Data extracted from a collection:
┄┄┄┄┄┄
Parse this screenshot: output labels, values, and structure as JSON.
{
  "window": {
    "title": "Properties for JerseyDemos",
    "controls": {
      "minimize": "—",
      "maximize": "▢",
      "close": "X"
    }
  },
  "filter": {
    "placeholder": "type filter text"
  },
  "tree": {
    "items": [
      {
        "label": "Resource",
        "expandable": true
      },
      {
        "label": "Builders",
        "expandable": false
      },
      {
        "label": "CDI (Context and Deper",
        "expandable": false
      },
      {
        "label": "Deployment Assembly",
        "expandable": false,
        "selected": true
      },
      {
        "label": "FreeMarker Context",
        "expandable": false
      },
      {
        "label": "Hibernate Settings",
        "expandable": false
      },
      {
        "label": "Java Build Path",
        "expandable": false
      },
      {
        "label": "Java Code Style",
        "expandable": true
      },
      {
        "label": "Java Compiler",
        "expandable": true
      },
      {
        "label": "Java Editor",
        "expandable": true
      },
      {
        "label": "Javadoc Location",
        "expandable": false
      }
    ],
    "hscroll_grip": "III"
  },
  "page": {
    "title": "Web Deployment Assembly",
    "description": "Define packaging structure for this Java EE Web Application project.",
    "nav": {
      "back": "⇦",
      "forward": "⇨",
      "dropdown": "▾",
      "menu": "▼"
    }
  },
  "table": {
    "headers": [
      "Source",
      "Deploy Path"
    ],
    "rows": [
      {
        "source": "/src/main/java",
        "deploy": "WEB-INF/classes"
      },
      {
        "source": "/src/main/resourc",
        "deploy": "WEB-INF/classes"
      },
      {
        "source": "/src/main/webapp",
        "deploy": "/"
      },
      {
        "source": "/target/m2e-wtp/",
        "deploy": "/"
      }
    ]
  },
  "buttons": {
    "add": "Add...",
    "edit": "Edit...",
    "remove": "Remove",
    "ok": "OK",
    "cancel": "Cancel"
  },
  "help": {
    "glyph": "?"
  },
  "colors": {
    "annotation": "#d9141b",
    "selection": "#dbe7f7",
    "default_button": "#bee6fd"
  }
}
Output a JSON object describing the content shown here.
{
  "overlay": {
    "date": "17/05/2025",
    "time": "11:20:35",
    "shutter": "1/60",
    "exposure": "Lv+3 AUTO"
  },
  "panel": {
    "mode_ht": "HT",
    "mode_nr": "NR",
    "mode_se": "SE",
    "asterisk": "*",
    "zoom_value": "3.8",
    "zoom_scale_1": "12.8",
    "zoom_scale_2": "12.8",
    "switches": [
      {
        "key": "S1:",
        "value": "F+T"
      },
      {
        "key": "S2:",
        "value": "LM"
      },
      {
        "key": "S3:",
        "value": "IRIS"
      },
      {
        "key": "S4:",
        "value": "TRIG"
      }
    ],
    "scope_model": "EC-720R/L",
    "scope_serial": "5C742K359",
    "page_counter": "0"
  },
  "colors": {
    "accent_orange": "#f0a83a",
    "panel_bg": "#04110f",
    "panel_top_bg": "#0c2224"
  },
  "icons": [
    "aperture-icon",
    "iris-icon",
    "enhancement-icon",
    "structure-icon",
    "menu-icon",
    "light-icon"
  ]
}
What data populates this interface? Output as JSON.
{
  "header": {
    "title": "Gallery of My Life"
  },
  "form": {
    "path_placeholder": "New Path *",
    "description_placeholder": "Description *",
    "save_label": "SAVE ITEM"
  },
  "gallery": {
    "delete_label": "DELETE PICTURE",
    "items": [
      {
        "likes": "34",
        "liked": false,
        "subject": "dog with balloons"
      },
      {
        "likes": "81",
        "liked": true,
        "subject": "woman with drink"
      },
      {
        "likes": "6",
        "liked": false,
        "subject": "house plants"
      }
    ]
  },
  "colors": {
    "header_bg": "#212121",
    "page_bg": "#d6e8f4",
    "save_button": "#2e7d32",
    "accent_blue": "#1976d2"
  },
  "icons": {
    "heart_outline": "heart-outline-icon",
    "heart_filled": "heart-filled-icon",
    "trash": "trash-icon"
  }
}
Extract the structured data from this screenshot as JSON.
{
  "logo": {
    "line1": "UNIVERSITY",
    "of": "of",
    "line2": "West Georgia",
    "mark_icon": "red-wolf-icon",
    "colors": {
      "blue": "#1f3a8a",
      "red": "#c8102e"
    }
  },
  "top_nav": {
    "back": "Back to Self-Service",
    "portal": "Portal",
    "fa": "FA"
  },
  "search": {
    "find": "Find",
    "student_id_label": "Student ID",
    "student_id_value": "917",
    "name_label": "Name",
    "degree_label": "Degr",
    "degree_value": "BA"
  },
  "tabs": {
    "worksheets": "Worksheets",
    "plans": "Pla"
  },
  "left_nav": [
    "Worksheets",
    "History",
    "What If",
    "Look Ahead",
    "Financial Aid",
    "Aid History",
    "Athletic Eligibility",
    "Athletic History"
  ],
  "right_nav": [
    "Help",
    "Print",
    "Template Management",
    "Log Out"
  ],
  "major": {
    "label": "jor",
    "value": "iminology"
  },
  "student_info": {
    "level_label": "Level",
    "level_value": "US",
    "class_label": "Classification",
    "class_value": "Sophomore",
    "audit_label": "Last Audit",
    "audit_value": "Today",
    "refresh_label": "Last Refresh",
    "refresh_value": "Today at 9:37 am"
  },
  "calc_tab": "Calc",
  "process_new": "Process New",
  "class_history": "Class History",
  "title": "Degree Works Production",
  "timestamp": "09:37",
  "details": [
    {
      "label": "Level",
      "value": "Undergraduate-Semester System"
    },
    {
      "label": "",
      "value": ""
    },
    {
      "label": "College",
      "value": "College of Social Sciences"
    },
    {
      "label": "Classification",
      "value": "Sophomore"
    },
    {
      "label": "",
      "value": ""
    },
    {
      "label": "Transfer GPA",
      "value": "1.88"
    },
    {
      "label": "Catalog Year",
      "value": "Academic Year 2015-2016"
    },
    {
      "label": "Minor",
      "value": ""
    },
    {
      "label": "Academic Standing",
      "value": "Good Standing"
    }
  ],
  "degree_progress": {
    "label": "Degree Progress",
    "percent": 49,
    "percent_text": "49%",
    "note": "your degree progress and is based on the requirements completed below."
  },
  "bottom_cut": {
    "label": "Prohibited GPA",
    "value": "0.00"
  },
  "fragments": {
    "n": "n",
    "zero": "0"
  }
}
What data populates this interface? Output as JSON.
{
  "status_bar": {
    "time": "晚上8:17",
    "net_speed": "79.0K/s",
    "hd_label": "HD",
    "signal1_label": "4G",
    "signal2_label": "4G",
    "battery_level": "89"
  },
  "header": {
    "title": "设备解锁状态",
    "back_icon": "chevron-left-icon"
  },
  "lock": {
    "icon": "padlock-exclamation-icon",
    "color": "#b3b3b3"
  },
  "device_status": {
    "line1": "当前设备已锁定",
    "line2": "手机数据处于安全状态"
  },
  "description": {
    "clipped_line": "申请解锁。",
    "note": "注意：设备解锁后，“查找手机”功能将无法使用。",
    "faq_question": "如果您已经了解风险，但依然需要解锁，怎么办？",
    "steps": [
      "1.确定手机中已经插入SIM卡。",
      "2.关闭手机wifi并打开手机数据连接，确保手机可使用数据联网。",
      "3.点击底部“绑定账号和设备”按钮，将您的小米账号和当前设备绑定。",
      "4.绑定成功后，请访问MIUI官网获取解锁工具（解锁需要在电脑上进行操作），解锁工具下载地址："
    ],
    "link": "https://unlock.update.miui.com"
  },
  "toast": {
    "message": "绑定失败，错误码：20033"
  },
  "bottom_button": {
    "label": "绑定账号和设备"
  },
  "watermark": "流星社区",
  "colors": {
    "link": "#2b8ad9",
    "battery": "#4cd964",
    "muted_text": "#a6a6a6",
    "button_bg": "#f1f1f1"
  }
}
┄┄┄┄┄┄
--- Work to be completed ---
Reproduce each entry above exactly, keeping every word.

--- The completed task ---
Parse this screenshot: output labels, values, and structure as JSON.
{
  "window": {
    "title": "Properties for JerseyDemos",
    "controls": {
      "minimize": "—",
      "maximize": "▢",
      "close": "X"
    }
  },
  "filter": {
    "placeholder": "type filter text"
  },
  "tree": {
    "items": [
      {
        "label": "Resource",
        "expandable": true
      },
      {
        "label": "Builders",
        "expandable": false
      },
      {
        "label": "CDI (Context and Deper",
        "expandable": false
      },
      {
        "label": "Deployment Assembly",
        "expandable": false,
        "selected": true
      },
      {
        "label": "FreeMarker Context",
        "expandable": false
      },
      {
        "label": "Hibernate Settings",
        "expandable": false
      },
      {
        "label": "Java Build Path",
        "expandable": false
      },
      {
        "label": "Java Code Style",
        "expandable": true
      },
      {
        "label": "Java Compiler",
        "expandable": true
      },
      {
        "label": "Java Editor",
        "expandable": true
      },
      {
        "label": "Javadoc Location",
        "expandable": false
      }
    ],
    "hscroll_grip": "III"
  },
  "page": {
    "title": "Web Deployment Assembly",
    "description": "Define packaging structure for this Java EE Web Application project.",
    "nav": {
      "back": "⇦",
      "forward": "⇨",
      "dropdown": "▾",
      "menu": "▼"
    }
  },
  "table": {
    "headers": [
      "Source",
      "Deploy Path"
    ],
    "rows": [
      {
        "source": "/src/main/java",
        "deploy": "WEB-INF/classes"
      },
      {
        "source": "/src/main/resourc",
        "deploy": "WEB-INF/classes"
      },
      {
        "source": "/src/main/webapp",
        "deploy": "/"
      },
      {
        "source": "/target/m2e-wtp/",
        "deploy": "/"
      }
    ]
  },
  "buttons": {
    "add": "Add...",
    "edit": "Edit...",
    "remove": "Remove",
    "ok": "OK",
    "cancel": "Cancel"
  },
  "help": {
    "glyph": "?"
  },
  "colors": {
    "annotation": "#d9141b",
    "selection": "#dbe7f7",
    "default_button": "#bee6fd"
  }
}
Output a JSON object describing the content shown here.
{
  "overlay": {
    "date": "17/05/2025",
    "time": "11:20:35",
    "shutter": "1/60",
    "exposure": "Lv+3 AUTO"
  },
  "panel": {
    "mode_ht": "HT",
    "mode_nr": "NR",
    "mode_se": "SE",
    "asterisk": "*",
    "zoom_value": "3.8",
    "zoom_scale_1": "12.8",
    "zoom_scale_2": "12.8",
    "switches": [
      {
        "key": "S1:",
        "value": "F+T"
      },
      {
        "key": "S2:",
        "value": "LM"
      },
      {
        "key": "S3:",
        "value": "IRIS"
      },
      {
        "key": "S4:",
        "value": "TRIG"
      }
    ],
    "scope_model": "EC-720R/L",
    "scope_serial": "5C742K359",
    "page_counter": "0"
  },
  "colors": {
    "accent_orange": "#f0a83a",
    "panel_bg": "#04110f",
    "panel_top_bg": "#0c2224"
  },
  "icons": [
    "aperture-icon",
    "iris-icon",
    "enhancement-icon",
    "structure-icon",
    "menu-icon",
    "light-icon"
  ]
}
What data populates this interface? Output as JSON.
{
  "header": {
    "title": "Gallery of My Life"
  },
  "form": {
    "path_placeholder": "New Path *",
    "description_placeholder": "Description *",
    "save_label": "SAVE ITEM"
  },
  "gallery": {
    "delete_label": "DELETE PICTURE",
    "items": [
      {
        "likes": "34",
        "liked": false,
        "subject": "dog with balloons"
      },
      {
        "likes": "81",
        "liked": true,
        "subject": "woman with drink"
      },
      {
        "likes": "6",
        "liked": false,
        "subject": "house plants"
      }
    ]
  },
  "colors": {
    "header_bg": "#212121",
    "page_bg": "#d6e8f4",
    "save_button": "#2e7d32",
    "accent_blue": "#1976d2"
  },
  "icons": {
    "heart_outline": "heart-outline-icon",
    "heart_filled": "heart-filled-icon",
    "trash": "trash-icon"
  }
}
Extract the structured data from this screenshot as JSON.
{
  "logo": {
    "line1": "UNIVERSITY",
    "of": "of",
    "line2": "West Georgia",
    "mark_icon": "red-wolf-icon",
    "colors": {
      "blue": "#1f3a8a",
      "red": "#c8102e"
    }
  },
  "top_nav": {
    "back": "Back to Self-Service",
    "portal": "Portal",
    "fa": "FA"
  },
  "search": {
    "find": "Find",
    "student_id_label": "Student ID",
    "student_id_value": "917",
    "name_label": "Name",
    "degree_label": "Degr",
    "degree_value": "BA"
  },
  "tabs": {
    "worksheets": "Worksheets",
    "plans": "Pla"
  },
  "left_nav": [
    "Worksheets",
    "History",
    "What If",
    "Look Ahead",
    "Financial Aid",
    "Aid History",
    "Athletic Eligibility",
    "Athletic History"
  ],
  "right_nav": [
    "Help",
    "Print",
    "Template Management",
    "Log Out"
  ],
  "major": {
    "label": "jor",
    "value": "iminology"
  },
  "student_info": {
    "level_label": "Level",
    "level_value": "US",
    "class_label": "Classification",
    "class_value": "Sophomore",
    "audit_label": "Last Audit",
    "audit_value": "Today",
    "refresh_label": "Last Refresh",
    "refresh_value": "Today at 9:37 am"
  },
  "calc_tab": "Calc",
  "process_new": "Process New",
  "class_history": "Class History",
  "title": "Degree Works Production",
  "timestamp": "09:37",
  "details": [
    {
      "label": "Level",
      "value": "Undergraduate-Semester System"
    },
    {
      "label": "",
      "value": ""
    },
    {
      "label": "College",
      "value": "College of Social Sciences"
    },
    {
      "label": "Classification",
      "value": "Sophomore"
    },
    {
      "label": "",
      "value": ""
    },
    {
      "label": "Transfer GPA",
      "value": "1.88"
    },
    {
      "label": "Catalog Year",
      "value": "Academic Year 2015-2016"
    },
    {
      "label": "Minor",
      "value": ""
    },
    {
      "label": "Academic Standing",
      "value": "Good Standing"
    }
  ],
  "degree_progress": {
    "label": "Degree Progress",
    "percent": 49,
    "percent_text": "49%",
    "note": "your degree progress and is based on the requirements completed below."
  },
  "bottom_cut": {
    "label": "Prohibited GPA",
    "value": "0.00"
  },
  "fragments": {
    "n": "n",
    "zero": "0"
  }
}
What data populates this interface? Output as JSON.
{
  "status_bar": {
    "time": "晚上8:17",
    "net_speed": "79.0K/s",
    "hd_label": "HD",
    "signal1_label": "4G",
    "signal2_label": "4G",
    "battery_level": "89"
  },
  "header": {
    "title": "设备解锁状态",
    "back_icon": "chevron-left-icon"
  },
  "lock": {
    "icon": "padlock-exclamation-icon",
    "color": "#b3b3b3"
  },
  "device_status": {
    "line1": "当前设备已锁定",
    "line2": "手机数据处于安全状态"
  },
  "description": {
    "clipped_line": "申请解锁。",
    "note": "注意：设备解锁后，“查找手机”功能将无法使用。",
    "faq_question": "如果您已经了解风险，但依然需要解锁，怎么办？",
    "steps": [
      "1.确定手机中已经插入SIM卡。",
      "2.关闭手机wifi并打开手机数据连接，确保手机可使用数据联网。",
      "3.点击底部“绑定账号和设备”按钮，将您的小米账号和当前设备绑定。",
      "4.绑定成功后，请访问MIUI官网获取解锁工具（解锁需要在电脑上进行操作），解锁工具下载地址："
    ],
    "link": "https://unlock.update.miui.com"
  },
  "toast": {
    "message": "绑定失败，错误码：20033"
  },
  "bottom_button": {
    "label": "绑定账号和设备"
  },
  "watermark": "流星社区",
  "colors": {
    "link": "#2b8ad9",
    "battery": "#4cd964",
    "muted_text": "#a6a6a6",
    "button_bg": "#f1f1f1"
  }
}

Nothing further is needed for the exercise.